### What you should do
Identify each line in the records below that contains the word "reference", and copy it.

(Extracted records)
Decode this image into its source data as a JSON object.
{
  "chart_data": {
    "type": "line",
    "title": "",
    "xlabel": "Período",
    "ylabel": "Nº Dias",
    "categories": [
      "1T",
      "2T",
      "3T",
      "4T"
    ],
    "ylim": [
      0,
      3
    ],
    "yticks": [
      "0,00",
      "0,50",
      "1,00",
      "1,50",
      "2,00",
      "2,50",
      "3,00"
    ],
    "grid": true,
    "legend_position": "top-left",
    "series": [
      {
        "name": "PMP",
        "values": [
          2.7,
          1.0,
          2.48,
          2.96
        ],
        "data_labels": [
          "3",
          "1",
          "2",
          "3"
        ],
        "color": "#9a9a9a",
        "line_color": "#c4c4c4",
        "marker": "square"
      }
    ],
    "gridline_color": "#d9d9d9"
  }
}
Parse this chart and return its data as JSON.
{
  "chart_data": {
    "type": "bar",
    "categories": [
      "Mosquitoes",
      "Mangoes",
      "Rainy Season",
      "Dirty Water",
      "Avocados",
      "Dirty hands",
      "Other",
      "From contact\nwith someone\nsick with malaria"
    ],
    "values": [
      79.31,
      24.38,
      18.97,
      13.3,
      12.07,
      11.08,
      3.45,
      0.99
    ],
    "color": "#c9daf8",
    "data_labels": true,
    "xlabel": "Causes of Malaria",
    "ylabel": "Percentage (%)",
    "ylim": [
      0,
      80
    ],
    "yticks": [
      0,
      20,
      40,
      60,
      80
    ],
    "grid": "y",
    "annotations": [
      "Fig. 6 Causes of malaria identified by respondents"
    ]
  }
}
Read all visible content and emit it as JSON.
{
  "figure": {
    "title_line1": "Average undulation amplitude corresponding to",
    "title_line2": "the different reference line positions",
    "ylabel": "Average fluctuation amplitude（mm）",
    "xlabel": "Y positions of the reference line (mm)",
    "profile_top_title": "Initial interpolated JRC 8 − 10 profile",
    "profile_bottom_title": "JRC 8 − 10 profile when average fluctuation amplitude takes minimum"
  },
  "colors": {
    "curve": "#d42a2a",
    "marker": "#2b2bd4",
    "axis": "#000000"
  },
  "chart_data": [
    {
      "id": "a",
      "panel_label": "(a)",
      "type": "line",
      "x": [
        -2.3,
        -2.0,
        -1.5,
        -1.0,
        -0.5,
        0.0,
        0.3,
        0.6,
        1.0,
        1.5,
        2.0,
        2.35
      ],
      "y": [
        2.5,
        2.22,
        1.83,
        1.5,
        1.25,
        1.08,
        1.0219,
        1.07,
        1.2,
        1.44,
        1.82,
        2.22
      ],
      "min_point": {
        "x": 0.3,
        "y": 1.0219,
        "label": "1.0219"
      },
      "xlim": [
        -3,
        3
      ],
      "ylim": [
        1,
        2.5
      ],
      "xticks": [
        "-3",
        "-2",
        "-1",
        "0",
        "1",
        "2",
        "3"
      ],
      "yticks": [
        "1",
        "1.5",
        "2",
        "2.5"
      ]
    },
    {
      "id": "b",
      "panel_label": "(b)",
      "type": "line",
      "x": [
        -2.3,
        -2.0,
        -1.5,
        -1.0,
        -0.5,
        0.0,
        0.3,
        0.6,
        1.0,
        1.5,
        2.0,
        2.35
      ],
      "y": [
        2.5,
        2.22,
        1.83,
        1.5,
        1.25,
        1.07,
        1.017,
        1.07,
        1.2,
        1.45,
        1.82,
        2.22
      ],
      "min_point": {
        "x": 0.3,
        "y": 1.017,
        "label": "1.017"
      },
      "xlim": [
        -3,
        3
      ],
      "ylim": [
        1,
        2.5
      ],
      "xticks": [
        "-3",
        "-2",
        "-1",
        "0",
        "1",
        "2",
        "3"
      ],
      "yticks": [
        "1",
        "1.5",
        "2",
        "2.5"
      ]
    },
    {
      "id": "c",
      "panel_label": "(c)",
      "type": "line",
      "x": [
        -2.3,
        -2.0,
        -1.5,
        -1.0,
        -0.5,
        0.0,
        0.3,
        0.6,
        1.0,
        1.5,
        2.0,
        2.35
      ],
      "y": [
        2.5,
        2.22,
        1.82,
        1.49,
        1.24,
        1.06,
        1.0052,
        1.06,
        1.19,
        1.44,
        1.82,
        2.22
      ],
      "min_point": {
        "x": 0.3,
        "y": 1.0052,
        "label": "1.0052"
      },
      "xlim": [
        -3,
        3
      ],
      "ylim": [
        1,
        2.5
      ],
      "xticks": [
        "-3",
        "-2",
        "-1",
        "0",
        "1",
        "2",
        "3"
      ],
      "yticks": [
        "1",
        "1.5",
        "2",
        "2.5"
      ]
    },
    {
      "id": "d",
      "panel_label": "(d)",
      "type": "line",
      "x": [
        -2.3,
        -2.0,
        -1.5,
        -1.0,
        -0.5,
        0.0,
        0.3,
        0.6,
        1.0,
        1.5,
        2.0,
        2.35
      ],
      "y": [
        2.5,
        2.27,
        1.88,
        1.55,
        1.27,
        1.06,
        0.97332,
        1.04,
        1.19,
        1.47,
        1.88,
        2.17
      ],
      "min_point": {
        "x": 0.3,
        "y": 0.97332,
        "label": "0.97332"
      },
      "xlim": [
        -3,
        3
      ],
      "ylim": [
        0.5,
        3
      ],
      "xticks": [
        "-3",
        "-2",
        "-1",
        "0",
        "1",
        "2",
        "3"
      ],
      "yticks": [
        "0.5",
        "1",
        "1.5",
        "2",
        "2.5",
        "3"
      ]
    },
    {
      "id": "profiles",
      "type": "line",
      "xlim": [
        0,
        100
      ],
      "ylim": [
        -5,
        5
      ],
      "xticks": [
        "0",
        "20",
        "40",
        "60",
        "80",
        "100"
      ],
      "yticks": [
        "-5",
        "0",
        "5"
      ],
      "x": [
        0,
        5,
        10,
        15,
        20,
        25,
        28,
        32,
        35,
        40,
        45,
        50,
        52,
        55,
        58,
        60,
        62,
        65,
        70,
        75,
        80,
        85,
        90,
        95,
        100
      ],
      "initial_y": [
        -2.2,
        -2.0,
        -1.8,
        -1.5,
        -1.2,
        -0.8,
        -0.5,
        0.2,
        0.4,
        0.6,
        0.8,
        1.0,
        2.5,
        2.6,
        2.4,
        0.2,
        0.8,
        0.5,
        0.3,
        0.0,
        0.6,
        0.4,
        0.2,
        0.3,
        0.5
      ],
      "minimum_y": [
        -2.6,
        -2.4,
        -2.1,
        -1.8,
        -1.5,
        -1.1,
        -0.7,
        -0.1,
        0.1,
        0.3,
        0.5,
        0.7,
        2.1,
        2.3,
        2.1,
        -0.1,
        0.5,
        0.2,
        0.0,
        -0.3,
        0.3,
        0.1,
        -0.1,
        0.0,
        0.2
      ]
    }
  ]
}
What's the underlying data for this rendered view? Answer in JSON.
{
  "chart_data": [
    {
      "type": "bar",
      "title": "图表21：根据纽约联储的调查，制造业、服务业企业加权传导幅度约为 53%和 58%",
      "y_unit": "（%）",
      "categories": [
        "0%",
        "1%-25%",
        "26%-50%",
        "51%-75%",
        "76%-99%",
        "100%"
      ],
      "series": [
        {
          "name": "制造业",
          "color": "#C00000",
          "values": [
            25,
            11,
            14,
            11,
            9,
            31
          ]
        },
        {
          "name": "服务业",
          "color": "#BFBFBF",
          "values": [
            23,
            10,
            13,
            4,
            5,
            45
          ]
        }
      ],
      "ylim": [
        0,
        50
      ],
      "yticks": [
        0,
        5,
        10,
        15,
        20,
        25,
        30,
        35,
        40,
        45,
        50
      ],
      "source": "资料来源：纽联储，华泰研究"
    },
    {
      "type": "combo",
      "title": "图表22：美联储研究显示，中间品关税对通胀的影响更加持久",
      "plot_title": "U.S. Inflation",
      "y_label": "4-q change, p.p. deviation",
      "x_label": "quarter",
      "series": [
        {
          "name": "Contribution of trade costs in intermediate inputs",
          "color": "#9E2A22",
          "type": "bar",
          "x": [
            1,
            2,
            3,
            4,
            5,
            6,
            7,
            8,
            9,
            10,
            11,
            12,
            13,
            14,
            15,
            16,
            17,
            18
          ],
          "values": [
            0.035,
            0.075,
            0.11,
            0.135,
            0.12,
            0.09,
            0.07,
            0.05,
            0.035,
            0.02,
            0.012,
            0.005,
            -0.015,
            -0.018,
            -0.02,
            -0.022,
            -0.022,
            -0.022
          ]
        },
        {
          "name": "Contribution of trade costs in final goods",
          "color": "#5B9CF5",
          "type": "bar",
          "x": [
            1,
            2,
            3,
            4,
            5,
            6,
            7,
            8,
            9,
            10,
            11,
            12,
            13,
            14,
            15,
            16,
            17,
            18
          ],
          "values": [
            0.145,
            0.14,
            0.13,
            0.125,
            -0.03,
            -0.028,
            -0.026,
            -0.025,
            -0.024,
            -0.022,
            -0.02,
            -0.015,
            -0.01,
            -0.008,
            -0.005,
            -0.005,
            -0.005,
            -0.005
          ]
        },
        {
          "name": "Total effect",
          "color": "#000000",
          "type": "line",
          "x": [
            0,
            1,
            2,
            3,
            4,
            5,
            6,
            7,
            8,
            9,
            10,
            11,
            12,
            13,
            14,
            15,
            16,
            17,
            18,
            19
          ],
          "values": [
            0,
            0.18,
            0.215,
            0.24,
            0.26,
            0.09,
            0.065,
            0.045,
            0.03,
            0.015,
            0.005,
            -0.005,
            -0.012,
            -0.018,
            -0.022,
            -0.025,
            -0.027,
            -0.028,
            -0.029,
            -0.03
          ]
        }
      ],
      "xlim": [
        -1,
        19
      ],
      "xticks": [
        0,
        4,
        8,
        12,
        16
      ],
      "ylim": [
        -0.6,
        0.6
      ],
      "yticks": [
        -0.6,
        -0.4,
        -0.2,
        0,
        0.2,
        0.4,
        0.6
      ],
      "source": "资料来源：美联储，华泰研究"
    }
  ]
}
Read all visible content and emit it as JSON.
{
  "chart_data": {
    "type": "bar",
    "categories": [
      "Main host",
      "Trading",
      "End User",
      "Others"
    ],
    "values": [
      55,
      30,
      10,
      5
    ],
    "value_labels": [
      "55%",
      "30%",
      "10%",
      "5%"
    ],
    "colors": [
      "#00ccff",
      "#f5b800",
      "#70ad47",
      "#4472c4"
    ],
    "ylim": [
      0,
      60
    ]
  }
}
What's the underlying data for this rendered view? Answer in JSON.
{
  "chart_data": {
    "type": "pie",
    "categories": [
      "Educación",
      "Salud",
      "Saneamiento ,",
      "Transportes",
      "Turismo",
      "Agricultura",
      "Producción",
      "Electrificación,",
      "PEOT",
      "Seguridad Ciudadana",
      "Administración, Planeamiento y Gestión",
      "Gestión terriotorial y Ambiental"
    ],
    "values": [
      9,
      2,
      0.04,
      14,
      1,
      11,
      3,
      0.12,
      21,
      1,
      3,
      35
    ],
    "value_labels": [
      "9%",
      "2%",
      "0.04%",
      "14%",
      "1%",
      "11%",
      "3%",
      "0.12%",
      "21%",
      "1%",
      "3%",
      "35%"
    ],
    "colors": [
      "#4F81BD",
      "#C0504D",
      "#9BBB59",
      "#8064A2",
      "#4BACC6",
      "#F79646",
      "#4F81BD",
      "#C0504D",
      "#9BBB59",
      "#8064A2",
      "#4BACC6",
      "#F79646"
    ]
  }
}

### Reply
    "title_line2": "the different reference line positions",
    "xlabel": "Y positions of the reference line (mm)",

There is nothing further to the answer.